**Work instructions**
Every record should be written out exactly, with the pictures left out.
-=-=-
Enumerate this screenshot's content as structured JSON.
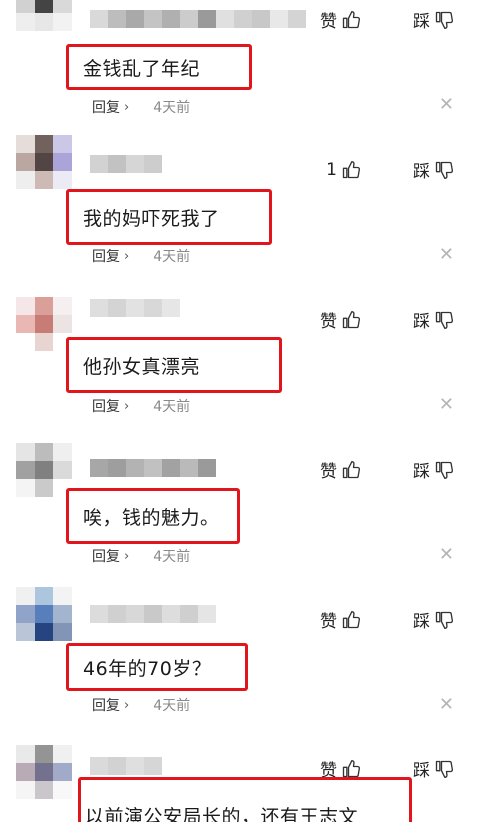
{
  "comments": [
    {
      "text": "金钱乱了年纪",
      "like": "赞",
      "dislike": "踩",
      "reply": "回复",
      "time": "4天前"
    },
    {
      "text": "我的妈吓死我了",
      "like": "1",
      "dislike": "踩",
      "reply": "回复",
      "time": "4天前"
    },
    {
      "text": "他孙女真漂亮",
      "like": "赞",
      "dislike": "踩",
      "reply": "回复",
      "time": "4天前"
    },
    {
      "text": "唉，钱的魅力。",
      "like": "赞",
      "dislike": "踩",
      "reply": "回复",
      "time": "4天前"
    },
    {
      "text": "46年的70岁？",
      "like": "赞",
      "dislike": "踩",
      "reply": "回复",
      "time": "4天前"
    },
    {
      "text": "以前演公安局长的，还有王志文",
      "like": "赞",
      "dislike": "踩"
    }
  ],
  "icons": {
    "like": "thumbs-up-icon",
    "dislike": "thumbs-down-icon",
    "close": "close-icon",
    "chevron": "chevron-right-icon"
  },
  "colors": {
    "highlight_border": "#e0161c",
    "time_text": "#8a8a8a"
  }
}
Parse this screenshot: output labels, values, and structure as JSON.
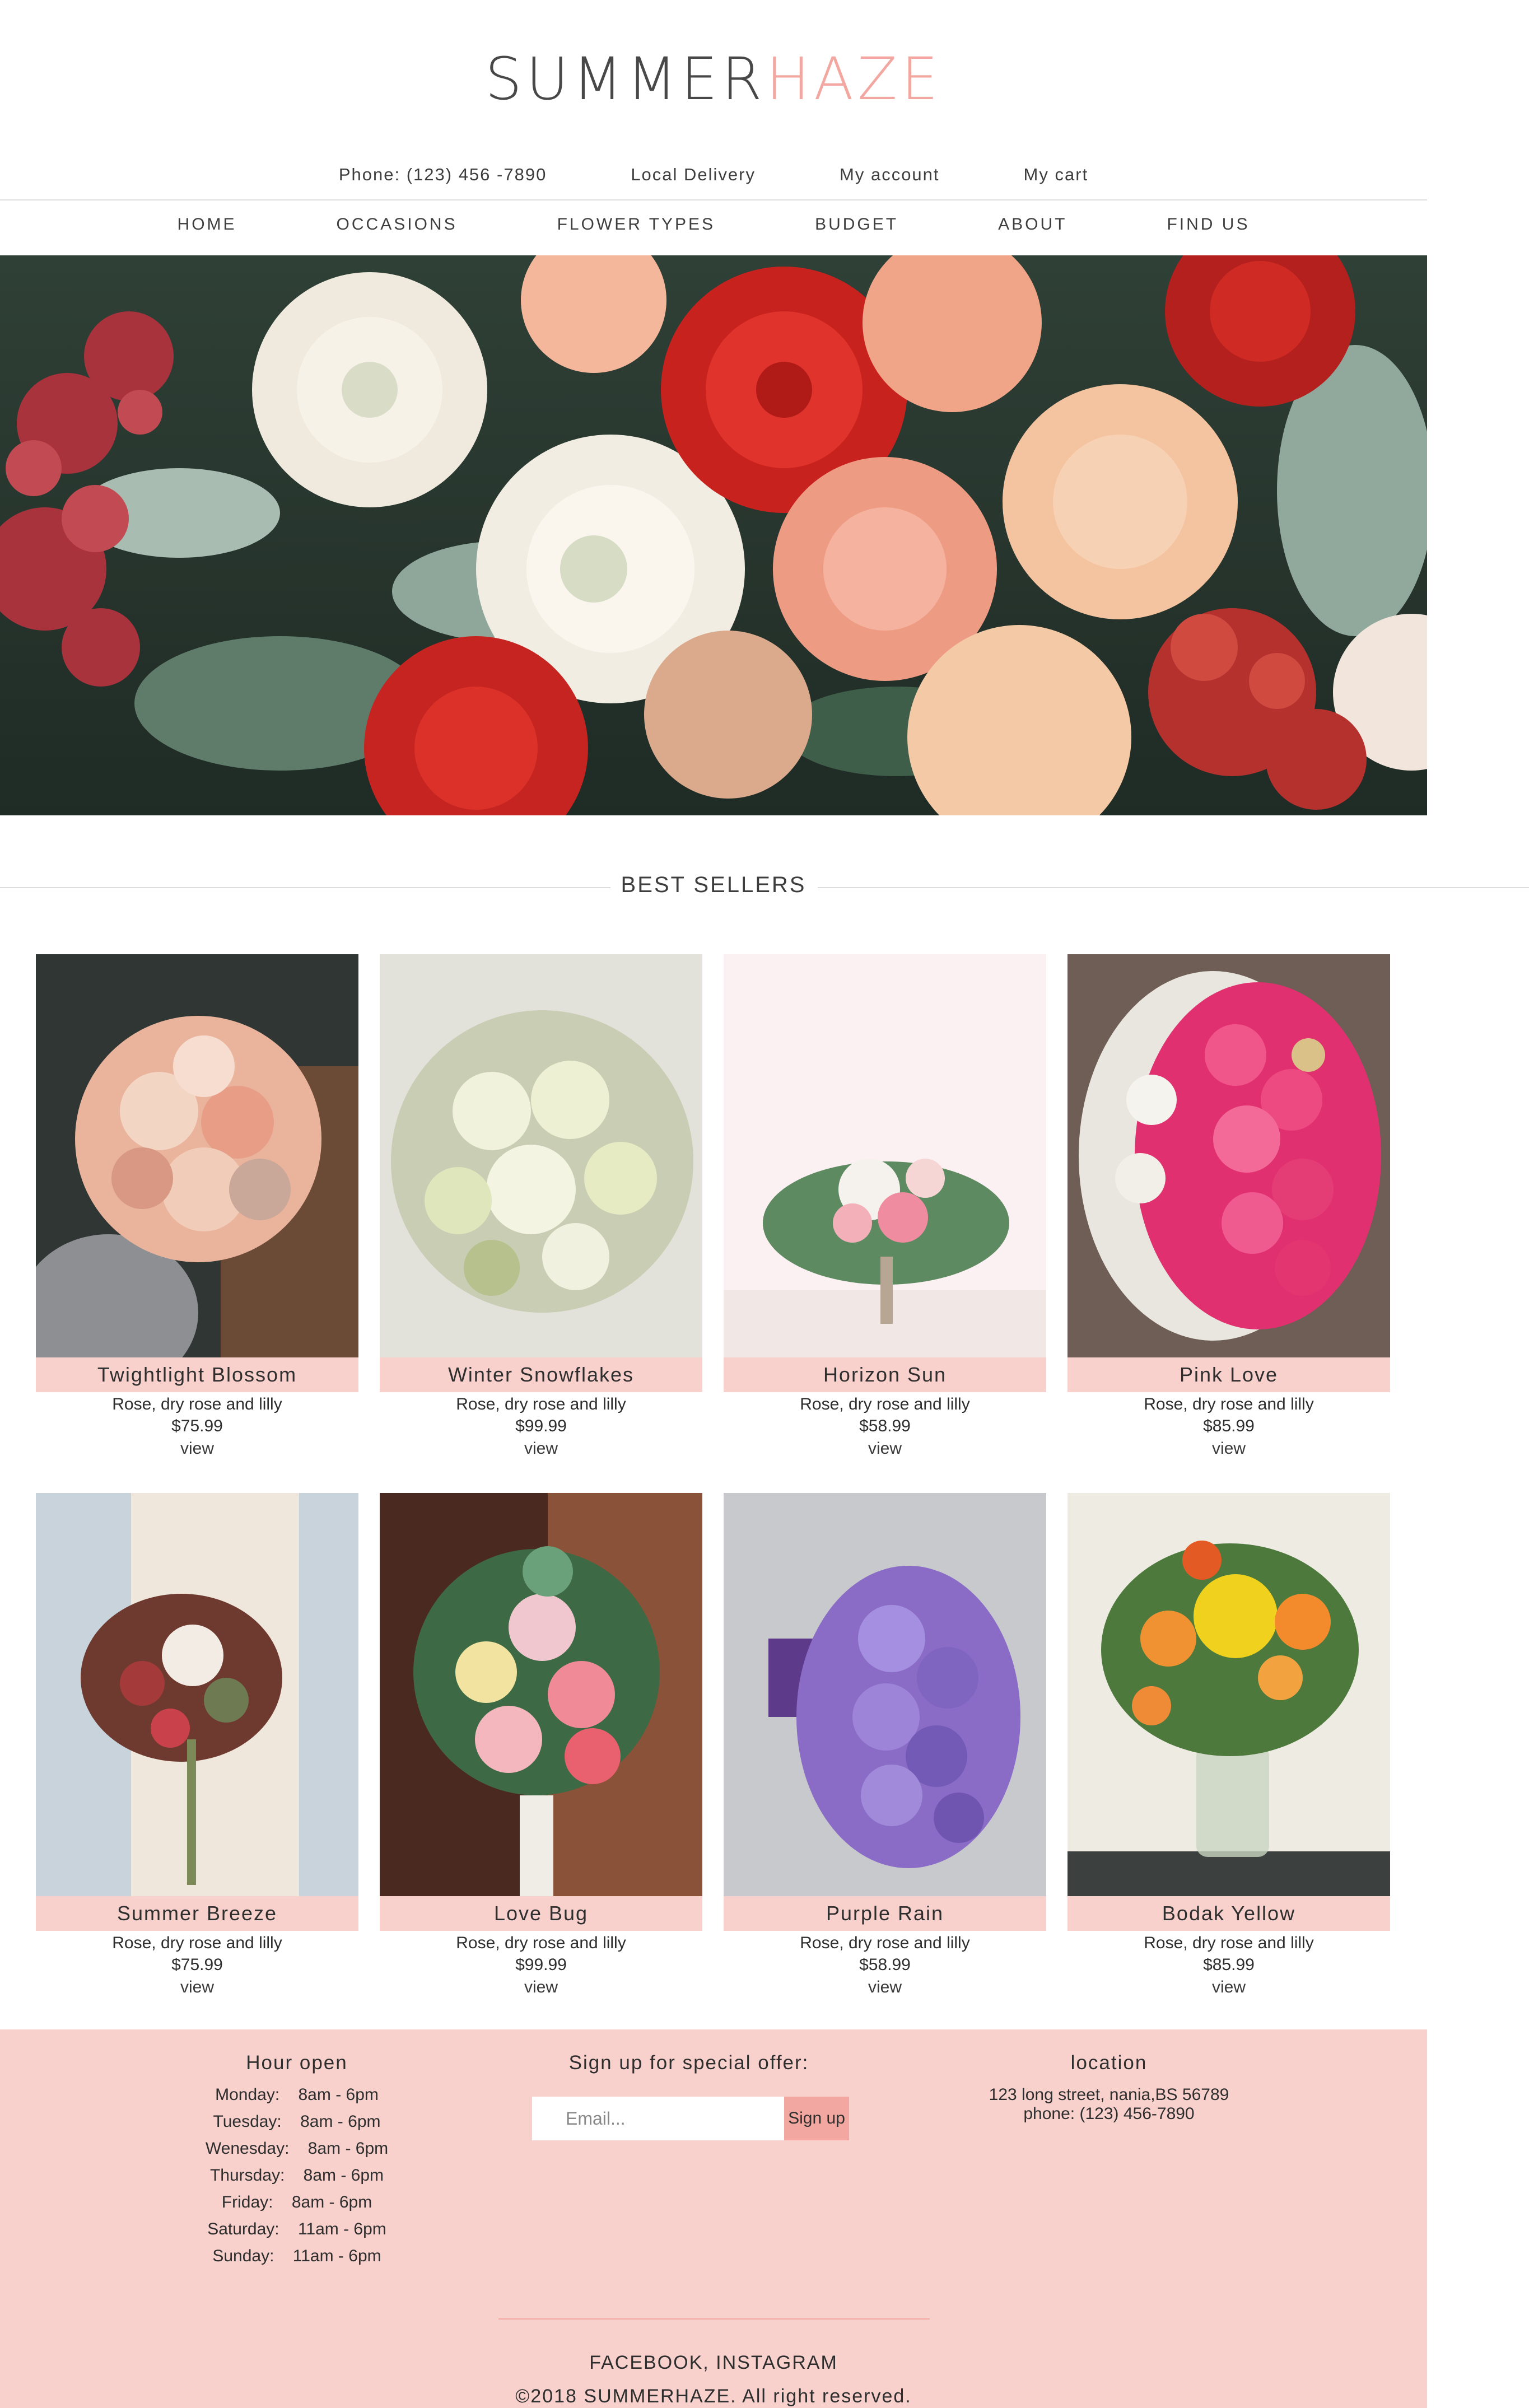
{
  "brand": {
    "name_part1": "SUMMER",
    "name_part2": "HAZE",
    "accent_color": "#f2a8a0",
    "pink_light": "#f8d1cd"
  },
  "topbar": {
    "phone": "Phone: (123) 456 -7890",
    "delivery": "Local Delivery",
    "account": "My account",
    "cart": "My cart"
  },
  "nav": {
    "items": [
      "HOME",
      "OCCASIONS",
      "FLOWER TYPES",
      "BUDGET",
      "ABOUT",
      "FIND US"
    ]
  },
  "hero": {
    "image": "photo of mixed flower bouquet: white ranunculus, red garden roses, peach carnations, red berries, eucalyptus"
  },
  "best_sellers": {
    "title": "BEST SELLERS",
    "products": [
      {
        "name": "Twightlight Blossom",
        "desc": "Rose, dry rose and lilly",
        "price": "$75.99",
        "link": "view"
      },
      {
        "name": "Winter Snowflakes",
        "desc": "Rose, dry rose and lilly",
        "price": "$99.99",
        "link": "view"
      },
      {
        "name": "Horizon Sun",
        "desc": "Rose, dry rose and lilly",
        "price": "$58.99",
        "link": "view"
      },
      {
        "name": "Pink Love",
        "desc": "Rose, dry rose and lilly",
        "price": "$85.99",
        "link": "view"
      },
      {
        "name": "Summer Breeze",
        "desc": "Rose, dry rose and lilly",
        "price": "$75.99",
        "link": "view"
      },
      {
        "name": "Love Bug",
        "desc": "Rose, dry rose and lilly",
        "price": "$99.99",
        "link": "view"
      },
      {
        "name": "Purple Rain",
        "desc": "Rose, dry rose and lilly",
        "price": "$58.99",
        "link": "view"
      },
      {
        "name": "Bodak Yellow",
        "desc": "Rose, dry rose and lilly",
        "price": "$85.99",
        "link": "view"
      }
    ]
  },
  "footer": {
    "hours_title": "Hour open",
    "hours": [
      "Monday:    8am - 6pm",
      "Tuesday:    8am - 6pm",
      "Wenesday:    8am - 6pm",
      "Thursday:    8am - 6pm",
      "Friday:    8am - 6pm",
      "Saturday:    11am - 6pm",
      "Sunday:    11am - 6pm"
    ],
    "signup_title": "Sign up for special offer:",
    "email_placeholder": "Email...",
    "signup_button": "Sign up",
    "location_title": "location",
    "address": "123 long street, nania,BS 56789",
    "phone": "phone: (123) 456-7890",
    "social": "FACEBOOK, INSTAGRAM",
    "copyright": "©2018 SUMMERHAZE. All right reserved."
  }
}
-=-=-
**Reply to the exercise**
Enumerate this screenshot's content as structured JSON.
{
  "comments": [
    {
      "text": "金钱乱了年纪",
      "like": "赞",
      "dislike": "踩",
      "reply": "回复",
      "time": "4天前"
    },
    {
      "text": "我的妈吓死我了",
      "like": "1",
      "dislike": "踩",
      "reply": "回复",
      "time": "4天前"
    },
    {
      "text": "他孙女真漂亮",
      "like": "赞",
      "dislike": "踩",
      "reply": "回复",
      "time": "4天前"
    },
    {
      "text": "唉，钱的魅力。",
      "like": "赞",
      "dislike": "踩",
      "reply": "回复",
      "time": "4天前"
    },
    {
      "text": "46年的70岁？",
      "like": "赞",
      "dislike": "踩",
      "reply": "回复",
      "time": "4天前"
    },
    {
      "text": "以前演公安局长的，还有王志文",
      "like": "赞",
      "dislike": "踩"
    }
  ],
  "icons": {
    "like": "thumbs-up-icon",
    "dislike": "thumbs-down-icon",
    "close": "close-icon",
    "chevron": "chevron-right-icon"
  },
  "colors": {
    "highlight_border": "#e0161c",
    "time_text": "#8a8a8a"
  }
}
Parse this screenshot: output labels, values, and structure as JSON.
{
  "brand": {
    "name_part1": "SUMMER",
    "name_part2": "HAZE",
    "accent_color": "#f2a8a0",
    "pink_light": "#f8d1cd"
  },
  "topbar": {
    "phone": "Phone: (123) 456 -7890",
    "delivery": "Local Delivery",
    "account": "My account",
    "cart": "My cart"
  },
  "nav": {
    "items": [
      "HOME",
      "OCCASIONS",
      "FLOWER TYPES",
      "BUDGET",
      "ABOUT",
      "FIND US"
    ]
  },
  "hero": {
    "image": "photo of mixed flower bouquet: white ranunculus, red garden roses, peach carnations, red berries, eucalyptus"
  },
  "best_sellers": {
    "title": "BEST SELLERS",
    "products": [
      {
        "name": "Twightlight Blossom",
        "desc": "Rose, dry rose and lilly",
        "price": "$75.99",
        "link": "view"
      },
      {
        "name": "Winter Snowflakes",
        "desc": "Rose, dry rose and lilly",
        "price": "$99.99",
        "link": "view"
      },
      {
        "name": "Horizon Sun",
        "desc": "Rose, dry rose and lilly",
        "price": "$58.99",
        "link": "view"
      },
      {
        "name": "Pink Love",
        "desc": "Rose, dry rose and lilly",
        "price": "$85.99",
        "link": "view"
      },
      {
        "name": "Summer Breeze",
        "desc": "Rose, dry rose and lilly",
        "price": "$75.99",
        "link": "view"
      },
      {
        "name": "Love Bug",
        "desc": "Rose, dry rose and lilly",
        "price": "$99.99",
        "link": "view"
      },
      {
        "name": "Purple Rain",
        "desc": "Rose, dry rose and lilly",
        "price": "$58.99",
        "link": "view"
      },
      {
        "name": "Bodak Yellow",
        "desc": "Rose, dry rose and lilly",
        "price": "$85.99",
        "link": "view"
      }
    ]
  },
  "footer": {
    "hours_title": "Hour open",
    "hours": [
      "Monday:    8am - 6pm",
      "Tuesday:    8am - 6pm",
      "Wenesday:    8am - 6pm",
      "Thursday:    8am - 6pm",
      "Friday:    8am - 6pm",
      "Saturday:    11am - 6pm",
      "Sunday:    11am - 6pm"
    ],
    "signup_title": "Sign up for special offer:",
    "email_placeholder": "Email...",
    "signup_button": "Sign up",
    "location_title": "location",
    "address": "123 long street, nania,BS 56789",
    "phone": "phone: (123) 456-7890",
    "social": "FACEBOOK, INSTAGRAM",
    "copyright": "©2018 SUMMERHAZE. All right reserved."
  }
}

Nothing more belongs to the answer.